### Exercise aim
Each line of the material must be returned exactly.

<<<<

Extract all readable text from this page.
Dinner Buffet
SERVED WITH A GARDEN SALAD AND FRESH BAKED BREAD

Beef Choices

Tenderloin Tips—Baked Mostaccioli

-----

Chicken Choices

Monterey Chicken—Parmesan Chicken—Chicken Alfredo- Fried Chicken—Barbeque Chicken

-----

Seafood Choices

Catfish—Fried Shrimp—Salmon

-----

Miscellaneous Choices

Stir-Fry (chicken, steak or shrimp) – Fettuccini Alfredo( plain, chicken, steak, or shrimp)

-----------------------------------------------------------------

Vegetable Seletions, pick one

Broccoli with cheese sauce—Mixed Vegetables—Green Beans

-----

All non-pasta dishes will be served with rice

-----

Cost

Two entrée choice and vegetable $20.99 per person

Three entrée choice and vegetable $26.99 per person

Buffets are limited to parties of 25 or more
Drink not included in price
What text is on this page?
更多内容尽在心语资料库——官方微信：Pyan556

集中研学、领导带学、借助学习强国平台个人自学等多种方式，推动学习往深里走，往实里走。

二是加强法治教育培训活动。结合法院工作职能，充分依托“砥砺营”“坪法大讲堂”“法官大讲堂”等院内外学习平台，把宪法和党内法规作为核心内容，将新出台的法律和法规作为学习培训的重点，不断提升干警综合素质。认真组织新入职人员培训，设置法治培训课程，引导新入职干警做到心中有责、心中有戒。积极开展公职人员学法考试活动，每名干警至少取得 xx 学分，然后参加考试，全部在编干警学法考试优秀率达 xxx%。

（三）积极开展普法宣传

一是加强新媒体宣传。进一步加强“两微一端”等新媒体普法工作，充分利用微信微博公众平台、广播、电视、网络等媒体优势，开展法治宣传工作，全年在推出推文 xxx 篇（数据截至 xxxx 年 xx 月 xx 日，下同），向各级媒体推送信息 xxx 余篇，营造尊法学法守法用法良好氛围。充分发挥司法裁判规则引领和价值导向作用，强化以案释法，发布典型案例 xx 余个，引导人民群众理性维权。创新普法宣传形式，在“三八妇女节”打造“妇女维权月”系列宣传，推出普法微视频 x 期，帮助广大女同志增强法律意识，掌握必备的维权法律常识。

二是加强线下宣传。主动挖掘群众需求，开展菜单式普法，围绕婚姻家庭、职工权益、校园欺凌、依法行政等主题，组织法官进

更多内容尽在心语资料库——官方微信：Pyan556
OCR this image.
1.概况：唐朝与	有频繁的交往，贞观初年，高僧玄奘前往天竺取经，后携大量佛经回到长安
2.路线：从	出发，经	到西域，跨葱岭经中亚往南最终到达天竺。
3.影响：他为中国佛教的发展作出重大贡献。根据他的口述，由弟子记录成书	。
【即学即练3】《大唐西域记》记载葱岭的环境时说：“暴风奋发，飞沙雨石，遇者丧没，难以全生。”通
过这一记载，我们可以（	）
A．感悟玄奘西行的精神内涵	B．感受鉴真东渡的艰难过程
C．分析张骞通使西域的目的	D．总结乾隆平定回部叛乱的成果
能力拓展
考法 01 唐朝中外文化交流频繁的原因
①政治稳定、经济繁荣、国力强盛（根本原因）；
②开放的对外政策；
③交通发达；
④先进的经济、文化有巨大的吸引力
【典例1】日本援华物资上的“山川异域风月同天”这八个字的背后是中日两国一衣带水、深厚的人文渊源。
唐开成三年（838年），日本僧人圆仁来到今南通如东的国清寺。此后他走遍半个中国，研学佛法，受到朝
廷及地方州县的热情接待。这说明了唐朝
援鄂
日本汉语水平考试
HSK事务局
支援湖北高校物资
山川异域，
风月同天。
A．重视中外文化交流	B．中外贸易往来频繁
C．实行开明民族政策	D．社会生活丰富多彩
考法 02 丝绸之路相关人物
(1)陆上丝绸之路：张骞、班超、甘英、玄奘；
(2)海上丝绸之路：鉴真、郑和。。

>>>>

### Written response
Extract all readable text from this page.
Dinner Buffet
SERVED WITH A GARDEN SALAD AND FRESH BAKED BREAD

Beef Choices

Tenderloin Tips—Baked Mostaccioli

-----

Chicken Choices

Monterey Chicken—Parmesan Chicken—Chicken Alfredo- Fried Chicken—Barbeque Chicken

-----

Seafood Choices

Catfish—Fried Shrimp—Salmon

-----

Miscellaneous Choices

Stir-Fry (chicken, steak or shrimp) – Fettuccini Alfredo( plain, chicken, steak, or shrimp)

-----------------------------------------------------------------

Vegetable Seletions, pick one

Broccoli with cheese sauce—Mixed Vegetables—Green Beans

-----

All non-pasta dishes will be served with rice

-----

Cost

Two entrée choice and vegetable $20.99 per person

Three entrée choice and vegetable $26.99 per person

Buffets are limited to parties of 25 or more
Drink not included in price
What text is on this page?
更多内容尽在心语资料库——官方微信：Pyan556

集中研学、领导带学、借助学习强国平台个人自学等多种方式，推动学习往深里走，往实里走。

二是加强法治教育培训活动。结合法院工作职能，充分依托“砥砺营”“坪法大讲堂”“法官大讲堂”等院内外学习平台，把宪法和党内法规作为核心内容，将新出台的法律和法规作为学习培训的重点，不断提升干警综合素质。认真组织新入职人员培训，设置法治培训课程，引导新入职干警做到心中有责、心中有戒。积极开展公职人员学法考试活动，每名干警至少取得 xx 学分，然后参加考试，全部在编干警学法考试优秀率达 xxx%。

（三）积极开展普法宣传

一是加强新媒体宣传。进一步加强“两微一端”等新媒体普法工作，充分利用微信微博公众平台、广播、电视、网络等媒体优势，开展法治宣传工作，全年在推出推文 xxx 篇（数据截至 xxxx 年 xx 月 xx 日，下同），向各级媒体推送信息 xxx 余篇，营造尊法学法守法用法良好氛围。充分发挥司法裁判规则引领和价值导向作用，强化以案释法，发布典型案例 xx 余个，引导人民群众理性维权。创新普法宣传形式，在“三八妇女节”打造“妇女维权月”系列宣传，推出普法微视频 x 期，帮助广大女同志增强法律意识，掌握必备的维权法律常识。

二是加强线下宣传。主动挖掘群众需求，开展菜单式普法，围绕婚姻家庭、职工权益、校园欺凌、依法行政等主题，组织法官进

更多内容尽在心语资料库——官方微信：Pyan556
OCR this image.
1.概况：唐朝与	有频繁的交往，贞观初年，高僧玄奘前往天竺取经，后携大量佛经回到长安
2.路线：从	出发，经	到西域，跨葱岭经中亚往南最终到达天竺。
3.影响：他为中国佛教的发展作出重大贡献。根据他的口述，由弟子记录成书	。
【即学即练3】《大唐西域记》记载葱岭的环境时说：“暴风奋发，飞沙雨石，遇者丧没，难以全生。”通
过这一记载，我们可以（	）
A．感悟玄奘西行的精神内涵	B．感受鉴真东渡的艰难过程
C．分析张骞通使西域的目的	D．总结乾隆平定回部叛乱的成果
能力拓展
考法 01 唐朝中外文化交流频繁的原因
①政治稳定、经济繁荣、国力强盛（根本原因）；
②开放的对外政策；
③交通发达；
④先进的经济、文化有巨大的吸引力
【典例1】日本援华物资上的“山川异域风月同天”这八个字的背后是中日两国一衣带水、深厚的人文渊源。
唐开成三年（838年），日本僧人圆仁来到今南通如东的国清寺。此后他走遍半个中国，研学佛法，受到朝
廷及地方州县的热情接待。这说明了唐朝
援鄂
日本汉语水平考试
HSK事务局
支援湖北高校物资
山川异域，
风月同天。
A．重视中外文化交流	B．中外贸易往来频繁
C．实行开明民族政策	D．社会生活丰富多彩
考法 02 丝绸之路相关人物
(1)陆上丝绸之路：张骞、班超、甘英、玄奘；
(2)海上丝绸之路：鉴真、郑和。。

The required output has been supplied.